[start INFORMATION PROVIDED]

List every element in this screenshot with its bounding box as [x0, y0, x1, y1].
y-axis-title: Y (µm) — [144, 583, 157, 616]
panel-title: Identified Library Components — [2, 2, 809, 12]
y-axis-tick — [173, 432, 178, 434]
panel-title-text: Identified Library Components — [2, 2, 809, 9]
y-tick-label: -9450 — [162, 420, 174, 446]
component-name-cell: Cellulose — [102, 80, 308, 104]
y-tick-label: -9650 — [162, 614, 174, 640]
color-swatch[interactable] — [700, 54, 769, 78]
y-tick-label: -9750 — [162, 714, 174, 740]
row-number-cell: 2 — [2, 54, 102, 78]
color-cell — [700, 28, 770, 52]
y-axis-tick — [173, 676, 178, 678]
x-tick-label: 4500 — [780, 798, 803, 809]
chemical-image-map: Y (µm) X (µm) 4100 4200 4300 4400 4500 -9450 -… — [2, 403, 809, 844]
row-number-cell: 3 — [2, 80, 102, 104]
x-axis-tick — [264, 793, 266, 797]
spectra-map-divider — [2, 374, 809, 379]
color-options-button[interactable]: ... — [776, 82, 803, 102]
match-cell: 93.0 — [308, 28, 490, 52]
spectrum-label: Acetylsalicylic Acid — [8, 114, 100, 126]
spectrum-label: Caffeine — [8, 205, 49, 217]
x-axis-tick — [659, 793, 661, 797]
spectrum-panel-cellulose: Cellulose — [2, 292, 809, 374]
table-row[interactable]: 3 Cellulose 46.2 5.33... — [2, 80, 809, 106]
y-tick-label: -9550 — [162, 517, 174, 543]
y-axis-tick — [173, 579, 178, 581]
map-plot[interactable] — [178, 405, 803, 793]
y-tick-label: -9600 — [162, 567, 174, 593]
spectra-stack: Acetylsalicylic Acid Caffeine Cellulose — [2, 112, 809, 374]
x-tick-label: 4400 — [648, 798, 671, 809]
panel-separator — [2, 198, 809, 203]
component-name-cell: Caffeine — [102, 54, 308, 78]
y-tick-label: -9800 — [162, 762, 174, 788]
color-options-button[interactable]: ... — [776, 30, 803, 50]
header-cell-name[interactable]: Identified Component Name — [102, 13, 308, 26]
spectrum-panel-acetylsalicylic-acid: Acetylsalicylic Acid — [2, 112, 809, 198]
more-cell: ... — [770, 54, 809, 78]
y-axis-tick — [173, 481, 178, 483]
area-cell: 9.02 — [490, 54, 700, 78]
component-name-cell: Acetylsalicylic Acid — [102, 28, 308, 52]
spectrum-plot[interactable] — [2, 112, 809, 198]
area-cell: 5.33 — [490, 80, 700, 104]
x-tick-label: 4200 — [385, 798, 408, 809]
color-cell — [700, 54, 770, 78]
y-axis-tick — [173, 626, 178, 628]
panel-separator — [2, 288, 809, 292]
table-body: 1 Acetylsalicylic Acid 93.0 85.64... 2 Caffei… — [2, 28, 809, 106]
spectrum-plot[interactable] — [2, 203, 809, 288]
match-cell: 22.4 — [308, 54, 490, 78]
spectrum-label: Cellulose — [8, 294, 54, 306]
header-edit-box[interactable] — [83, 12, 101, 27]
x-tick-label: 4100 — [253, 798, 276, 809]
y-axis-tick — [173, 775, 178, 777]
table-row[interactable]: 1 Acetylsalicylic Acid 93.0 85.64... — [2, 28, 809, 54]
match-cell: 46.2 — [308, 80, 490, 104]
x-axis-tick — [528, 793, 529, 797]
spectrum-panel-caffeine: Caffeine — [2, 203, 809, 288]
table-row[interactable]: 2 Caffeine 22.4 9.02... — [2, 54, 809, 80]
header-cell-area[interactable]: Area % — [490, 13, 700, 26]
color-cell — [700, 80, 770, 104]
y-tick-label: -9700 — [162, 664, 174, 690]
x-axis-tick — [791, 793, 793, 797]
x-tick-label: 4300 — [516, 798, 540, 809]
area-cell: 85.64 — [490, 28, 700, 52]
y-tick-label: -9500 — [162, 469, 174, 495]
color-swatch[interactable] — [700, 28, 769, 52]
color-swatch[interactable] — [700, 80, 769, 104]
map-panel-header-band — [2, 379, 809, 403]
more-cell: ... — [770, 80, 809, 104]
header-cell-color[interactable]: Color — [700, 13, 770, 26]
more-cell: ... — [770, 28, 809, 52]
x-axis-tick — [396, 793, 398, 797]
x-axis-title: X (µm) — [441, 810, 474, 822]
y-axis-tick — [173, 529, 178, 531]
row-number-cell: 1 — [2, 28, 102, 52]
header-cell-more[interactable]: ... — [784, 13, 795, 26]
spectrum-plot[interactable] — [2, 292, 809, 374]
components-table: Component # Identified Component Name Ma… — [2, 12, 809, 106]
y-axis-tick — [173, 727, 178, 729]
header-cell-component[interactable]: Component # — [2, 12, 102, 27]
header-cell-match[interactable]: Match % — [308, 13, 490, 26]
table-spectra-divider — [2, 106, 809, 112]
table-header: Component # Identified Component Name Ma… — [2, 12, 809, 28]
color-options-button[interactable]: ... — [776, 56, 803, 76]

[end INFORMATION PROVIDED]

_YOUR INSTRUCTIONS_
Reproduce the material verbatim, starting with its first line and ending with the line that contains "component-name-cell: Acetylsalicylic Acid", including that line.

_WRITTEN ANSWER_
List every element in this screenshot with its bounding box as [x0, y0, x1, y1].
y-axis-title: Y (µm) — [144, 583, 157, 616]
panel-title: Identified Library Components — [2, 2, 809, 12]
y-axis-tick — [173, 432, 178, 434]
panel-title-text: Identified Library Components — [2, 2, 809, 9]
y-tick-label: -9450 — [162, 420, 174, 446]
component-name-cell: Cellulose — [102, 80, 308, 104]
y-tick-label: -9650 — [162, 614, 174, 640]
color-swatch[interactable] — [700, 54, 769, 78]
y-tick-label: -9750 — [162, 714, 174, 740]
row-number-cell: 2 — [2, 54, 102, 78]
color-cell — [700, 28, 770, 52]
y-axis-tick — [173, 676, 178, 678]
x-tick-label: 4500 — [780, 798, 803, 809]
chemical-image-map: Y (µm) X (µm) 4100 4200 4300 4400 4500 -9450 -… — [2, 403, 809, 844]
row-number-cell: 3 — [2, 80, 102, 104]
x-axis-tick — [264, 793, 266, 797]
spectra-map-divider — [2, 374, 809, 379]
color-options-button[interactable]: ... — [776, 82, 803, 102]
match-cell: 93.0 — [308, 28, 490, 52]
spectrum-label: Acetylsalicylic Acid — [8, 114, 100, 126]
spectrum-label: Caffeine — [8, 205, 49, 217]
x-axis-tick — [659, 793, 661, 797]
spectrum-panel-cellulose: Cellulose — [2, 292, 809, 374]
table-row[interactable]: 3 Cellulose 46.2 5.33... — [2, 80, 809, 106]
y-tick-label: -9550 — [162, 517, 174, 543]
y-axis-tick — [173, 579, 178, 581]
map-plot[interactable] — [178, 405, 803, 793]
y-tick-label: -9600 — [162, 567, 174, 593]
spectra-stack: Acetylsalicylic Acid Caffeine Cellulose — [2, 112, 809, 374]
x-tick-label: 4400 — [648, 798, 671, 809]
panel-separator — [2, 198, 809, 203]
component-name-cell: Caffeine — [102, 54, 308, 78]
y-tick-label: -9800 — [162, 762, 174, 788]
color-options-button[interactable]: ... — [776, 30, 803, 50]
header-cell-name[interactable]: Identified Component Name — [102, 13, 308, 26]
spectrum-panel-acetylsalicylic-acid: Acetylsalicylic Acid — [2, 112, 809, 198]
more-cell: ... — [770, 54, 809, 78]
y-axis-tick — [173, 481, 178, 483]
area-cell: 9.02 — [490, 54, 700, 78]
component-name-cell: Acetylsalicylic Acid — [102, 28, 308, 52]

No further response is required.